■ **Work instructions**: In the text on Barack Obama as a centrist, what do conservatives insist about Obama?

[start of Reading text]

Tuesday, September 15, 2009

Barack Obama, Centrist Extraordinaire

When it comes to receiving public approval, President Barack Obama appears to be in a thankless situation. To his right, he finds an ever-growing faction of ideological zealots and general malcontents, many of whom are quick to accuse him of every form of extremist and tyrannical behavior they can think of (words like "Hitler", "communist", "socialist", and "fascist" keeping cropping up, as well as more kooky conspiracy theories than you can shake a stick at). To his left, among the people on whom Obama had assumed he could rely for support, he finds the once-bountiful esteem in which he was held quickly diminishing as many liberals denounce what they perceive (accurately or otherwise) as an excessive willingness to make concessions on the issues they hold most dear (such as health care reform or closing Guantanamo Bay).

In short, conservatives insist that Obama is too liberal, liberals insist that Obama is too conservative, and no one seems to like him just the way he is. The question that few seem to be asking, though, is why does Obama choose this path? What approach is Obama taking when shaping his administration's policies, and what does he hope to gain, either for himself or his country, by taking it?

[end of Reading text]
[start of Supplied records]

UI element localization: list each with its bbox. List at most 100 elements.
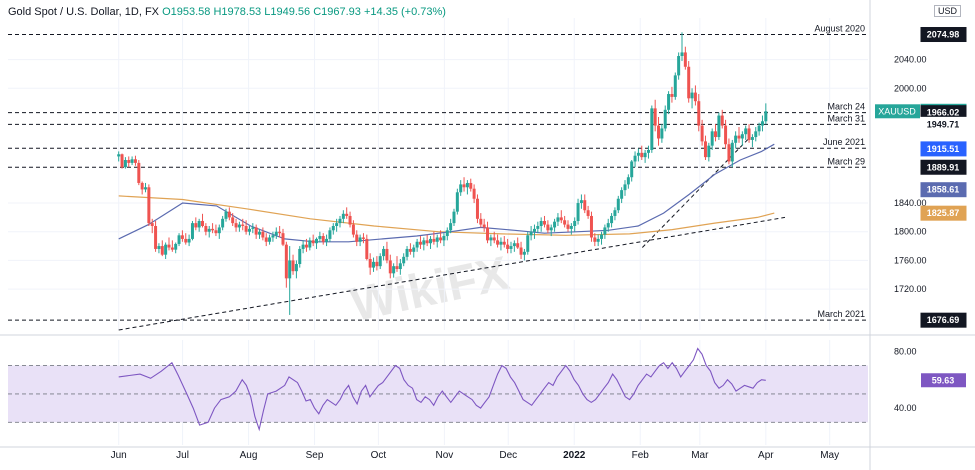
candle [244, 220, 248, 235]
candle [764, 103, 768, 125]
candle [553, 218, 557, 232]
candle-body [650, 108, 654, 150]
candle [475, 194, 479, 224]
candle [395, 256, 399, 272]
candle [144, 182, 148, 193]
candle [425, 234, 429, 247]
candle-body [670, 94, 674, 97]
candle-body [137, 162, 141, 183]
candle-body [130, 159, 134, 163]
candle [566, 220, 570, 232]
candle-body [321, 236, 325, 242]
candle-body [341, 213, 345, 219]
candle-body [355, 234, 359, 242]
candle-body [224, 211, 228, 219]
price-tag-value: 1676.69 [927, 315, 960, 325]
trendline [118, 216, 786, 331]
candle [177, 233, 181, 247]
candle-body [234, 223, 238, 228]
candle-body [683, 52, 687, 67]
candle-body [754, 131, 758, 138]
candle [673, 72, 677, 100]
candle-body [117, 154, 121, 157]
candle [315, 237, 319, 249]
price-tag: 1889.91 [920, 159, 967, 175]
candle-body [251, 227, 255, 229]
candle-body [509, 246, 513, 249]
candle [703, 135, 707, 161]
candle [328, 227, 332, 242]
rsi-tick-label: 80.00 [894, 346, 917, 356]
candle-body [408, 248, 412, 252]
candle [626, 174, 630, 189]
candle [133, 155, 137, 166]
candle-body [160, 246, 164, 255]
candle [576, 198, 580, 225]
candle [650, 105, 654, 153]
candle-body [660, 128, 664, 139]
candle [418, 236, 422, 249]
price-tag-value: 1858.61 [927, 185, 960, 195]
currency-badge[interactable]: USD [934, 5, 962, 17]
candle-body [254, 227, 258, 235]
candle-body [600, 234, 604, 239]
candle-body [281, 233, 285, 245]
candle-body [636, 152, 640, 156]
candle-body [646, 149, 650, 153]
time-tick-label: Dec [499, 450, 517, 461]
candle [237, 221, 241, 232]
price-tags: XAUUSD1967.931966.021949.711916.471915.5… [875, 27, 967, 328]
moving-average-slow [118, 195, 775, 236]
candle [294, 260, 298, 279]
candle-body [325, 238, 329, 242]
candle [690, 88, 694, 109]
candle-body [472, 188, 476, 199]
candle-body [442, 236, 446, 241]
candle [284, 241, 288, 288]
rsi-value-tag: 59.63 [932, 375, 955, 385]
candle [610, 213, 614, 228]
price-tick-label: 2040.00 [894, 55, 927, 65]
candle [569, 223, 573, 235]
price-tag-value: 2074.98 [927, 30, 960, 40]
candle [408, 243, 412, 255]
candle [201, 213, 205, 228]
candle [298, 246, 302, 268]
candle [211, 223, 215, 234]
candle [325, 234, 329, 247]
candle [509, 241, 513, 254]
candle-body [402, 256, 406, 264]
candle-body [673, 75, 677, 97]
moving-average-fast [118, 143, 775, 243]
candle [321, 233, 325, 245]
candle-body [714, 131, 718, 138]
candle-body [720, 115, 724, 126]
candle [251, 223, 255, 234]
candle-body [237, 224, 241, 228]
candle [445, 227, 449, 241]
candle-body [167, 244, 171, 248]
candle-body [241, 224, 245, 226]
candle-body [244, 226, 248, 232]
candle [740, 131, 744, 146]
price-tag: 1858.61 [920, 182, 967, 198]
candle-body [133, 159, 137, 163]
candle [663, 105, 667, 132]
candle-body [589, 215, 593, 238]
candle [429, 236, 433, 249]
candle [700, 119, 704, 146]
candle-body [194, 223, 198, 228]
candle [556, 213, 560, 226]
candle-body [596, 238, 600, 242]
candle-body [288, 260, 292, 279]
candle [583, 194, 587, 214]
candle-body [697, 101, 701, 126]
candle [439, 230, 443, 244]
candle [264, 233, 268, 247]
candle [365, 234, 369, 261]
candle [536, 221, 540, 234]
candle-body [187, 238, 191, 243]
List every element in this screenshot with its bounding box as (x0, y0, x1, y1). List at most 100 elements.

[end of Supplied records]

■ **Expected answer**: That he is too liberal.